Stored records
::::::::
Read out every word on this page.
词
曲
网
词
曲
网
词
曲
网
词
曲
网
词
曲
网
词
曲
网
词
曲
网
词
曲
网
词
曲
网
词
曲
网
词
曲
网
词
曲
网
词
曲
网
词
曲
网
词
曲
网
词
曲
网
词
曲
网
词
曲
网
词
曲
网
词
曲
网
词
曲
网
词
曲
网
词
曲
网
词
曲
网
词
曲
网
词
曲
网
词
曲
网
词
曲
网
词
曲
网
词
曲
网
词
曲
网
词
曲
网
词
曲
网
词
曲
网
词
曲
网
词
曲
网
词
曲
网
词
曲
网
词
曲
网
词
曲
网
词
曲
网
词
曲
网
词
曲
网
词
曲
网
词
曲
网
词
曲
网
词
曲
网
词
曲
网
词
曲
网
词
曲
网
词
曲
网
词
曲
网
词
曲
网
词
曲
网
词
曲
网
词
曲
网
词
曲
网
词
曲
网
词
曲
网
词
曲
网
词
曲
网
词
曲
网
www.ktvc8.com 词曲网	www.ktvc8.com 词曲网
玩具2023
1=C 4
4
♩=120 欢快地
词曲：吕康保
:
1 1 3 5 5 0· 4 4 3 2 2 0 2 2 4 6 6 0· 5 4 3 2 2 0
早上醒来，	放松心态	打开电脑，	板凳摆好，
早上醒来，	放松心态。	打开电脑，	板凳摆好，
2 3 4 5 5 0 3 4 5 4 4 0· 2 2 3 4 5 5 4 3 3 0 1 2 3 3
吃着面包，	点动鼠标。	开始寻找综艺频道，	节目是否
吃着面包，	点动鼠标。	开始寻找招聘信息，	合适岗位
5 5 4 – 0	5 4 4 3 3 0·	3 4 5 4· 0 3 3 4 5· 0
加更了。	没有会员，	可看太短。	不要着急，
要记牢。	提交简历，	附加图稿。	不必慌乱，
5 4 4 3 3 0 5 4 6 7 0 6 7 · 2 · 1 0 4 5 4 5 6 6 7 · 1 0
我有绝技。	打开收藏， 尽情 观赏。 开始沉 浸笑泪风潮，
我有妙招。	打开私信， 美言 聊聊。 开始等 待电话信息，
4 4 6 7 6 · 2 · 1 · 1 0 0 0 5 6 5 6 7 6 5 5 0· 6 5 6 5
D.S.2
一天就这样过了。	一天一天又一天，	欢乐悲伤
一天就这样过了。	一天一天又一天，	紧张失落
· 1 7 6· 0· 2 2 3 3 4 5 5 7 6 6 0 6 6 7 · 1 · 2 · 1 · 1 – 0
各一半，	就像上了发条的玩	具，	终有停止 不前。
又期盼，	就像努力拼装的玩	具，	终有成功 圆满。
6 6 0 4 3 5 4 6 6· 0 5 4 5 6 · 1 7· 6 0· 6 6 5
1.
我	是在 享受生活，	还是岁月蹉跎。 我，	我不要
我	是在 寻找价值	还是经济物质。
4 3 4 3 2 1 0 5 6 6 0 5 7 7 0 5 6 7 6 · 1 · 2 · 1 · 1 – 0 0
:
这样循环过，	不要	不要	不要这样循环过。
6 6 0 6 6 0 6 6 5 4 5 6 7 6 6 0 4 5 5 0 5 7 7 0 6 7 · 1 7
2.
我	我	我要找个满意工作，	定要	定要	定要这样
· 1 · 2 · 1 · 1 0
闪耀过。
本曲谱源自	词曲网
::::::::
Print the material once more, exactly.

Read out every word on this page.
词
曲
网
词
曲
网
词
曲
网
词
曲
网
词
曲
网
词
曲
网
词
曲
网
词
曲
网
词
曲
网
词
曲
网
词
曲
网
词
曲
网
词
曲
网
词
曲
网
词
曲
网
词
曲
网
词
曲
网
词
曲
网
词
曲
网
词
曲
网
词
曲
网
词
曲
网
词
曲
网
词
曲
网
词
曲
网
词
曲
网
词
曲
网
词
曲
网
词
曲
网
词
曲
网
词
曲
网
词
曲
网
词
曲
网
词
曲
网
词
曲
网
词
曲
网
词
曲
网
词
曲
网
词
曲
网
词
曲
网
词
曲
网
词
曲
网
词
曲
网
词
曲
网
词
曲
网
词
曲
网
词
曲
网
词
曲
网
词
曲
网
词
曲
网
词
曲
网
词
曲
网
词
曲
网
词
曲
网
词
曲
网
词
曲
网
词
曲
网
词
曲
网
词
曲
网
词
曲
网
词
曲
网
词
曲
网
www.ktvc8.com 词曲网	www.ktvc8.com 词曲网
玩具2023
1=C 4
4
♩=120 欢快地
词曲：吕康保
:
1 1 3 5 5 0· 4 4 3 2 2 0 2 2 4 6 6 0· 5 4 3 2 2 0
早上醒来，	放松心态	打开电脑，	板凳摆好，
早上醒来，	放松心态。	打开电脑，	板凳摆好，
2 3 4 5 5 0 3 4 5 4 4 0· 2 2 3 4 5 5 4 3 3 0 1 2 3 3
吃着面包，	点动鼠标。	开始寻找综艺频道，	节目是否
吃着面包，	点动鼠标。	开始寻找招聘信息，	合适岗位
5 5 4 – 0	5 4 4 3 3 0·	3 4 5 4· 0 3 3 4 5· 0
加更了。	没有会员，	可看太短。	不要着急，
要记牢。	提交简历，	附加图稿。	不必慌乱，
5 4 4 3 3 0 5 4 6 7 0 6 7 · 2 · 1 0 4 5 4 5 6 6 7 · 1 0
我有绝技。	打开收藏， 尽情 观赏。 开始沉 浸笑泪风潮，
我有妙招。	打开私信， 美言 聊聊。 开始等 待电话信息，
4 4 6 7 6 · 2 · 1 · 1 0 0 0 5 6 5 6 7 6 5 5 0· 6 5 6 5
D.S.2
一天就这样过了。	一天一天又一天，	欢乐悲伤
一天就这样过了。	一天一天又一天，	紧张失落
· 1 7 6· 0· 2 2 3 3 4 5 5 7 6 6 0 6 6 7 · 1 · 2 · 1 · 1 – 0
各一半，	就像上了发条的玩	具，	终有停止 不前。
又期盼，	就像努力拼装的玩	具，	终有成功 圆满。
6 6 0 4 3 5 4 6 6· 0 5 4 5 6 · 1 7· 6 0· 6 6 5
1.
我	是在 享受生活，	还是岁月蹉跎。 我，	我不要
我	是在 寻找价值	还是经济物质。
4 3 4 3 2 1 0 5 6 6 0 5 7 7 0 5 6 7 6 · 1 · 2 · 1 · 1 – 0 0
:
这样循环过，	不要	不要	不要这样循环过。
6 6 0 6 6 0 6 6 5 4 5 6 7 6 6 0 4 5 5 0 5 7 7 0 6 7 · 1 7
2.
我	我	我要找个满意工作，	定要	定要	定要这样
· 1 · 2 · 1 · 1 0
闪耀过。
本曲谱源自	词曲网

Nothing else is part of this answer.